**GIVEN PROBLEM**
Your task is to repeat the entries underneath exactly, minus the pictures.

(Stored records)
* * * * * * *

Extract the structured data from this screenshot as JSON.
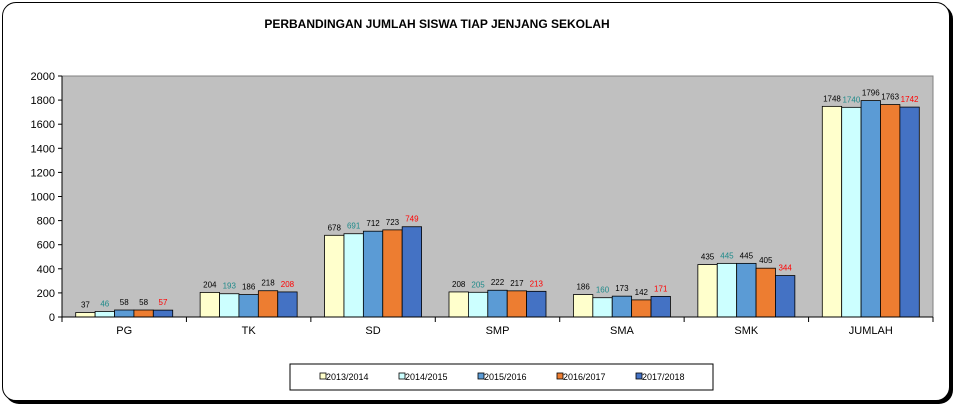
{
  "chart_data": {
    "type": "bar",
    "title": "PERBANDINGAN  JUMLAH  SISWA TIAP  JENJANG  SEKOLAH",
    "xlabel": "",
    "ylabel": "",
    "ylim": [
      0,
      2000
    ],
    "yticks": [
      "0",
      "200",
      "400",
      "600",
      "800",
      "1000",
      "1200",
      "1400",
      "1600",
      "1800",
      "2000"
    ],
    "grid": false,
    "legend": "bottom",
    "categories": [
      "PG",
      "TK",
      "SD",
      "SMP",
      "SMA",
      "SMK",
      "JUMLAH"
    ],
    "series": [
      {
        "name": "2013/2014",
        "color": "#ffffcc",
        "label_color": "#000000",
        "values": [
          37,
          204,
          678,
          208,
          186,
          435,
          1748
        ]
      },
      {
        "name": "2014/2015",
        "color": "#ccffff",
        "label_color": "#1e8a8a",
        "values": [
          46,
          193,
          691,
          205,
          160,
          445,
          1740
        ]
      },
      {
        "name": "2015/2016",
        "color": "#5b9bd5",
        "label_color": "#000000",
        "values": [
          58,
          186,
          712,
          222,
          173,
          445,
          1796
        ]
      },
      {
        "name": "2016/2017",
        "color": "#ed7d31",
        "label_color": "#000000",
        "values": [
          58,
          218,
          723,
          217,
          142,
          405,
          1763
        ]
      },
      {
        "name": "2017/2018",
        "color": "#4472c4",
        "label_color": "#ff0000",
        "values": [
          57,
          208,
          749,
          213,
          171,
          344,
          1742
        ]
      }
    ],
    "colors": {
      "plot_background": "#c0c0c0",
      "bar_outline": "#000000"
    }
  }
}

* * * * * * *

**RESULT OF THE TASK**
Extract the structured data from this screenshot as JSON.
{
  "chart_data": {
    "type": "bar",
    "title": "PERBANDINGAN  JUMLAH  SISWA TIAP  JENJANG  SEKOLAH",
    "xlabel": "",
    "ylabel": "",
    "ylim": [
      0,
      2000
    ],
    "yticks": [
      "0",
      "200",
      "400",
      "600",
      "800",
      "1000",
      "1200",
      "1400",
      "1600",
      "1800",
      "2000"
    ],
    "grid": false,
    "legend": "bottom",
    "categories": [
      "PG",
      "TK",
      "SD",
      "SMP",
      "SMA",
      "SMK",
      "JUMLAH"
    ],
    "series": [
      {
        "name": "2013/2014",
        "color": "#ffffcc",
        "label_color": "#000000",
        "values": [
          37,
          204,
          678,
          208,
          186,
          435,
          1748
        ]
      },
      {
        "name": "2014/2015",
        "color": "#ccffff",
        "label_color": "#1e8a8a",
        "values": [
          46,
          193,
          691,
          205,
          160,
          445,
          1740
        ]
      },
      {
        "name": "2015/2016",
        "color": "#5b9bd5",
        "label_color": "#000000",
        "values": [
          58,
          186,
          712,
          222,
          173,
          445,
          1796
        ]
      },
      {
        "name": "2016/2017",
        "color": "#ed7d31",
        "label_color": "#000000",
        "values": [
          58,
          218,
          723,
          217,
          142,
          405,
          1763
        ]
      },
      {
        "name": "2017/2018",
        "color": "#4472c4",
        "label_color": "#ff0000",
        "values": [
          57,
          208,
          749,
          213,
          171,
          344,
          1742
        ]
      }
    ],
    "colors": {
      "plot_background": "#c0c0c0",
      "bar_outline": "#000000"
    }
  }
}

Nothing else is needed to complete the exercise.